▶ **What needs to be done**
Repeat every entry in the listing below, exactly.

+ + + + + + +

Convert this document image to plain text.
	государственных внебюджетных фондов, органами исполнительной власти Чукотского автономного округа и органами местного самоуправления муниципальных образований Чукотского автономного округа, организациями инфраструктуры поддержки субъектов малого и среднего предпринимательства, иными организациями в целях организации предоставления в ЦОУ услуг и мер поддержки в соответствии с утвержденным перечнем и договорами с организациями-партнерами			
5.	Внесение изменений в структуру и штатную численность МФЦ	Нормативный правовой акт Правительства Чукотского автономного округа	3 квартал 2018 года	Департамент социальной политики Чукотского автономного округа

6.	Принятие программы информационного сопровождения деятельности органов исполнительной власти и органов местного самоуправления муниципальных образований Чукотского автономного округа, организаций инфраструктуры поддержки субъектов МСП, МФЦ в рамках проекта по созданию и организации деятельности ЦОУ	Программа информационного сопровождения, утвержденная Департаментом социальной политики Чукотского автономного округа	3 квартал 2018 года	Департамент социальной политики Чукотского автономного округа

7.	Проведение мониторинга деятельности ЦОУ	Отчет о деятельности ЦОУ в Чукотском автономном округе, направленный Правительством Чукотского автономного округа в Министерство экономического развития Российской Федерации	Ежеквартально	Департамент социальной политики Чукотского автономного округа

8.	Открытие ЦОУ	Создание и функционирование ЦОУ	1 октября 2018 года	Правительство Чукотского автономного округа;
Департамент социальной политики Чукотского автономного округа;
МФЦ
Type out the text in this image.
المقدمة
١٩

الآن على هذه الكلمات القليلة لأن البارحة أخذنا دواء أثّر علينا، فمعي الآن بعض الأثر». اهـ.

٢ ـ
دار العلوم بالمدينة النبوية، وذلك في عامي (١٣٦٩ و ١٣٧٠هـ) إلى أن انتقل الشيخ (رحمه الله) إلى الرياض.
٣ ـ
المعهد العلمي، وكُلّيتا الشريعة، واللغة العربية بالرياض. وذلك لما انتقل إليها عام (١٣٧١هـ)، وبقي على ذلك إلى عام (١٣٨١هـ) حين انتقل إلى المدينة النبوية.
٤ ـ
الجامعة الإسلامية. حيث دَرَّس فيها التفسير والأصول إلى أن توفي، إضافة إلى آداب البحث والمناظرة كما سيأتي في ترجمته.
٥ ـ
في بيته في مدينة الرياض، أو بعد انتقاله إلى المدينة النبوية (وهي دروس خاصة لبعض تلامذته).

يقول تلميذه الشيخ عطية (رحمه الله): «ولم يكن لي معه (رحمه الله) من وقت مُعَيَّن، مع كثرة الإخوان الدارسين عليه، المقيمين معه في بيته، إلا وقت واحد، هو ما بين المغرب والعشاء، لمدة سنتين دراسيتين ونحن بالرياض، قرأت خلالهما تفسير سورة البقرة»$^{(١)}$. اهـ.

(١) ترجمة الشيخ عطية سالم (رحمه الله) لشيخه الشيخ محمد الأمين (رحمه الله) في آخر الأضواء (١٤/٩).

+ + + + + + +

▶ **Solution for this task**
Convert this document image to plain text.
	государственных внебюджетных фондов, органами исполнительной власти Чукотского автономного округа и органами местного самоуправления муниципальных образований Чукотского автономного округа, организациями инфраструктуры поддержки субъектов малого и среднего предпринимательства, иными организациями в целях организации предоставления в ЦОУ услуг и мер поддержки в соответствии с утвержденным перечнем и договорами с организациями-партнерами			
5.	Внесение изменений в структуру и штатную численность МФЦ	Нормативный правовой акт Правительства Чукотского автономного округа	3 квартал 2018 года	Департамент социальной политики Чукотского автономного округа

6.	Принятие программы информационного сопровождения деятельности органов исполнительной власти и органов местного самоуправления муниципальных образований Чукотского автономного округа, организаций инфраструктуры поддержки субъектов МСП, МФЦ в рамках проекта по созданию и организации деятельности ЦОУ	Программа информационного сопровождения, утвержденная Департаментом социальной политики Чукотского автономного округа	3 квартал 2018 года	Департамент социальной политики Чукотского автономного округа

7.	Проведение мониторинга деятельности ЦОУ	Отчет о деятельности ЦОУ в Чукотском автономном округе, направленный Правительством Чукотского автономного округа в Министерство экономического развития Российской Федерации	Ежеквартально	Департамент социальной политики Чукотского автономного округа

8.	Открытие ЦОУ	Создание и функционирование ЦОУ	1 октября 2018 года	Правительство Чукотского автономного округа;
Департамент социальной политики Чукотского автономного округа;
МФЦ
Type out the text in this image.
المقدمة
١٩

الآن على هذه الكلمات القليلة لأن البارحة أخذنا دواء أثّر علينا، فمعي الآن بعض الأثر». اهـ.

٢ ـ
دار العلوم بالمدينة النبوية، وذلك في عامي (١٣٦٩ و ١٣٧٠هـ) إلى أن انتقل الشيخ (رحمه الله) إلى الرياض.
٣ ـ
المعهد العلمي، وكُلّيتا الشريعة، واللغة العربية بالرياض. وذلك لما انتقل إليها عام (١٣٧١هـ)، وبقي على ذلك إلى عام (١٣٨١هـ) حين انتقل إلى المدينة النبوية.
٤ ـ
الجامعة الإسلامية. حيث دَرَّس فيها التفسير والأصول إلى أن توفي، إضافة إلى آداب البحث والمناظرة كما سيأتي في ترجمته.
٥ ـ
في بيته في مدينة الرياض، أو بعد انتقاله إلى المدينة النبوية (وهي دروس خاصة لبعض تلامذته).

يقول تلميذه الشيخ عطية (رحمه الله): «ولم يكن لي معه (رحمه الله) من وقت مُعَيَّن، مع كثرة الإخوان الدارسين عليه، المقيمين معه في بيته، إلا وقت واحد، هو ما بين المغرب والعشاء، لمدة سنتين دراسيتين ونحن بالرياض، قرأت خلالهما تفسير سورة البقرة»$^{(١)}$. اهـ.

(١) ترجمة الشيخ عطية سالم (رحمه الله) لشيخه الشيخ محمد الأمين (رحمه الله) في آخر الأضواء (١٤/٩).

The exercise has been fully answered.